_SHORT EXERCISE_. Which lines in the records below contain the word "EuroAmerican"? Copy each of them.

_DATA FOR PROCESSING_.
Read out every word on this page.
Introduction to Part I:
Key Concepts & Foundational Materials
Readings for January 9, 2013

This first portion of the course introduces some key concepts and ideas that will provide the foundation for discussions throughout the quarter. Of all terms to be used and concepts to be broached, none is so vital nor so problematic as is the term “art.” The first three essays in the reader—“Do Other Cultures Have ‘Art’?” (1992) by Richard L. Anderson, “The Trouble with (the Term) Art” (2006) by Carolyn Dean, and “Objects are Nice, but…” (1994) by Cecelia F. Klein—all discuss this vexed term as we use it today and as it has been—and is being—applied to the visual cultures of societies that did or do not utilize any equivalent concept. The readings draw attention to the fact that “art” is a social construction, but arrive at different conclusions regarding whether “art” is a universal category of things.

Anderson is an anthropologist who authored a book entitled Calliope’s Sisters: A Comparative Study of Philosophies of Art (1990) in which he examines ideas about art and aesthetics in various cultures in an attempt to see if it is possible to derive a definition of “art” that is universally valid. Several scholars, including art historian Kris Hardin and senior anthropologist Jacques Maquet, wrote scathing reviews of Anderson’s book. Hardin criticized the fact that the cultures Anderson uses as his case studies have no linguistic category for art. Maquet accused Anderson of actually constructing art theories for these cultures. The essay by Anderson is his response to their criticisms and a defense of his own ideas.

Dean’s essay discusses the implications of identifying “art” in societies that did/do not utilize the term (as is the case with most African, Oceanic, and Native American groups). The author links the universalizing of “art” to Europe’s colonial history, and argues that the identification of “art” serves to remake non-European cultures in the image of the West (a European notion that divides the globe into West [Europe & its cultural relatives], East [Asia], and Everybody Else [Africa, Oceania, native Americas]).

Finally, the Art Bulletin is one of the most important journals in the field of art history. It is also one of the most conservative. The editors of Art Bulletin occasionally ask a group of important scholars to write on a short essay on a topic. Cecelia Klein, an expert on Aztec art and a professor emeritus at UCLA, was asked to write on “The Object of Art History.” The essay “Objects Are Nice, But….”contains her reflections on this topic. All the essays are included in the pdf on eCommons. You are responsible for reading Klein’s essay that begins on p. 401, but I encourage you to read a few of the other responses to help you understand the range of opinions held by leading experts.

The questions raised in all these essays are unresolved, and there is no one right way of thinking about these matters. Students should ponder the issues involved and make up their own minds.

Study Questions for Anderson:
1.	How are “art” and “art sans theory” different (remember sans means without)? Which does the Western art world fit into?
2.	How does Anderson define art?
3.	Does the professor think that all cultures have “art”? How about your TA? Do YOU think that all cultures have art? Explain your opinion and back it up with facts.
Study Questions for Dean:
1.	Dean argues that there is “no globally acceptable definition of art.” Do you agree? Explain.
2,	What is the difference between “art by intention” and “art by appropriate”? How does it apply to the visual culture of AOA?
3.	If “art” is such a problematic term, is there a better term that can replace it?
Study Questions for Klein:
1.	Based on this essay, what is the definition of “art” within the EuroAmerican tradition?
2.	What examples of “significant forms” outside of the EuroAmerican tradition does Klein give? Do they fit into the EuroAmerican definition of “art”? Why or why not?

_THE COMPLETED TASK_.
1.	Based on this essay, what is the definition of “art” within the EuroAmerican tradition?
2.	What examples of “significant forms” outside of the EuroAmerican tradition does Klein give? Do they fit into the EuroAmerican definition of “art”? Why or why not?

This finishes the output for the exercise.